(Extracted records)
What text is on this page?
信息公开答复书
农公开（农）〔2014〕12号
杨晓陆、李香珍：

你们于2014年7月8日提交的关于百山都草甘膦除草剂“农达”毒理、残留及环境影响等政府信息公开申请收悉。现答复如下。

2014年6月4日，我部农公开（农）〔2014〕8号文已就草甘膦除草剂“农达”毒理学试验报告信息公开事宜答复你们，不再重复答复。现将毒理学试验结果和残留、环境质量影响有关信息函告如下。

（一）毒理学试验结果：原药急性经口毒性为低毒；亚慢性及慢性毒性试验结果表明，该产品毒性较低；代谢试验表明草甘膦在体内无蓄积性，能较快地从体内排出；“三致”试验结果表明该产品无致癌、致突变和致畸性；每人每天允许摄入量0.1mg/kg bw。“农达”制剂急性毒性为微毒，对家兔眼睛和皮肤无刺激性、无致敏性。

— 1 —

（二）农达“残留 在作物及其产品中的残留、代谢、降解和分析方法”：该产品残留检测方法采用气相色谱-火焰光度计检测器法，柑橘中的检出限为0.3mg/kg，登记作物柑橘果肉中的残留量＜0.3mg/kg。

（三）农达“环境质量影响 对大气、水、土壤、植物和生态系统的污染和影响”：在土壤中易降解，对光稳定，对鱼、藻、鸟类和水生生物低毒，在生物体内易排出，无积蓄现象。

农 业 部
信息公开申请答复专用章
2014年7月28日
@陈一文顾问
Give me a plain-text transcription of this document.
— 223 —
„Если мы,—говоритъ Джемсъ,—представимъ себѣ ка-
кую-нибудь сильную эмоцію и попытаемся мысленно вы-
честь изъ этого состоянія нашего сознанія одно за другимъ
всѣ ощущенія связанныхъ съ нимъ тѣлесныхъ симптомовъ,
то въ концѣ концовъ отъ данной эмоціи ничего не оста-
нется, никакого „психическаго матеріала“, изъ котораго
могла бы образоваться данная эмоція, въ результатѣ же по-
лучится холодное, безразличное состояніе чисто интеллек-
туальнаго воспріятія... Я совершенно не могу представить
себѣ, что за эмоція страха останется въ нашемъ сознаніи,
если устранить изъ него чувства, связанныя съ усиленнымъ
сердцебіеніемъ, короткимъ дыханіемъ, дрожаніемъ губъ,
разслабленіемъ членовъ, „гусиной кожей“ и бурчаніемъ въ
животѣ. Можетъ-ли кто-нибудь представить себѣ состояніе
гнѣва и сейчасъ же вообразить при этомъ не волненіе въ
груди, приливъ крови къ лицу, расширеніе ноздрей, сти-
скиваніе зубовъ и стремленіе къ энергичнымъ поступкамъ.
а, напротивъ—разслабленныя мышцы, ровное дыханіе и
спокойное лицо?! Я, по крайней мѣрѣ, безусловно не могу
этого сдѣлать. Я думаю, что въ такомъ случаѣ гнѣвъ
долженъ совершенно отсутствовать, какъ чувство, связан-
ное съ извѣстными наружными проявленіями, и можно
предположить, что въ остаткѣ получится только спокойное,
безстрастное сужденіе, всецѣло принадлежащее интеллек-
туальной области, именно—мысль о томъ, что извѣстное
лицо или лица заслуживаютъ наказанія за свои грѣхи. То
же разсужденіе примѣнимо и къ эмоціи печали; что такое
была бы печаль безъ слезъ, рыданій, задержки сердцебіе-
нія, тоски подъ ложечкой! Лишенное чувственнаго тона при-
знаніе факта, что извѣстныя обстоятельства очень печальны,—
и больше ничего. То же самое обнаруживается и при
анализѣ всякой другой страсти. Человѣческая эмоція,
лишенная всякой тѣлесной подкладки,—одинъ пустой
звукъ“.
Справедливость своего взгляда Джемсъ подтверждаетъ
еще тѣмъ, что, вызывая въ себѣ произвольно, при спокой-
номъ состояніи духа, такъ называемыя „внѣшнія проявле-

• Requirement:
Repeat the data exactly. Leave nothing out.

• Written response:
What text is on this page?
信息公开答复书
农公开（农）〔2014〕12号
杨晓陆、李香珍：

你们于2014年7月8日提交的关于百山都草甘膦除草剂“农达”毒理、残留及环境影响等政府信息公开申请收悉。现答复如下。

2014年6月4日，我部农公开（农）〔2014〕8号文已就草甘膦除草剂“农达”毒理学试验报告信息公开事宜答复你们，不再重复答复。现将毒理学试验结果和残留、环境质量影响有关信息函告如下。

（一）毒理学试验结果：原药急性经口毒性为低毒；亚慢性及慢性毒性试验结果表明，该产品毒性较低；代谢试验表明草甘膦在体内无蓄积性，能较快地从体内排出；“三致”试验结果表明该产品无致癌、致突变和致畸性；每人每天允许摄入量0.1mg/kg bw。“农达”制剂急性毒性为微毒，对家兔眼睛和皮肤无刺激性、无致敏性。

— 1 —

（二）农达“残留 在作物及其产品中的残留、代谢、降解和分析方法”：该产品残留检测方法采用气相色谱-火焰光度计检测器法，柑橘中的检出限为0.3mg/kg，登记作物柑橘果肉中的残留量＜0.3mg/kg。

（三）农达“环境质量影响 对大气、水、土壤、植物和生态系统的污染和影响”：在土壤中易降解，对光稳定，对鱼、藻、鸟类和水生生物低毒，在生物体内易排出，无积蓄现象。

农 业 部
信息公开申请答复专用章
2014年7月28日
@陈一文顾问
Give me a plain-text transcription of this document.
— 223 —
„Если мы,—говоритъ Джемсъ,—представимъ себѣ ка-
кую-нибудь сильную эмоцію и попытаемся мысленно вы-
честь изъ этого состоянія нашего сознанія одно за другимъ
всѣ ощущенія связанныхъ съ нимъ тѣлесныхъ симптомовъ,
то въ концѣ концовъ отъ данной эмоціи ничего не оста-
нется, никакого „психическаго матеріала“, изъ котораго
могла бы образоваться данная эмоція, въ результатѣ же по-
лучится холодное, безразличное состояніе чисто интеллек-
туальнаго воспріятія... Я совершенно не могу представить
себѣ, что за эмоція страха останется въ нашемъ сознаніи,
если устранить изъ него чувства, связанныя съ усиленнымъ
сердцебіеніемъ, короткимъ дыханіемъ, дрожаніемъ губъ,
разслабленіемъ членовъ, „гусиной кожей“ и бурчаніемъ въ
животѣ. Можетъ-ли кто-нибудь представить себѣ состояніе
гнѣва и сейчасъ же вообразить при этомъ не волненіе въ
груди, приливъ крови къ лицу, расширеніе ноздрей, сти-
скиваніе зубовъ и стремленіе къ энергичнымъ поступкамъ.
а, напротивъ—разслабленныя мышцы, ровное дыханіе и
спокойное лицо?! Я, по крайней мѣрѣ, безусловно не могу
этого сдѣлать. Я думаю, что въ такомъ случаѣ гнѣвъ
долженъ совершенно отсутствовать, какъ чувство, связан-
ное съ извѣстными наружными проявленіями, и можно
предположить, что въ остаткѣ получится только спокойное,
безстрастное сужденіе, всецѣло принадлежащее интеллек-
туальной области, именно—мысль о томъ, что извѣстное
лицо или лица заслуживаютъ наказанія за свои грѣхи. То
же разсужденіе примѣнимо и къ эмоціи печали; что такое
была бы печаль безъ слезъ, рыданій, задержки сердцебіе-
нія, тоски подъ ложечкой! Лишенное чувственнаго тона при-
знаніе факта, что извѣстныя обстоятельства очень печальны,—
и больше ничего. То же самое обнаруживается и при
анализѣ всякой другой страсти. Человѣческая эмоція,
лишенная всякой тѣлесной подкладки,—одинъ пустой
звукъ“.
Справедливость своего взгляда Джемсъ подтверждаетъ
еще тѣмъ, что, вызывая въ себѣ произвольно, при спокой-
номъ состояніи духа, такъ называемыя „внѣшнія проявле-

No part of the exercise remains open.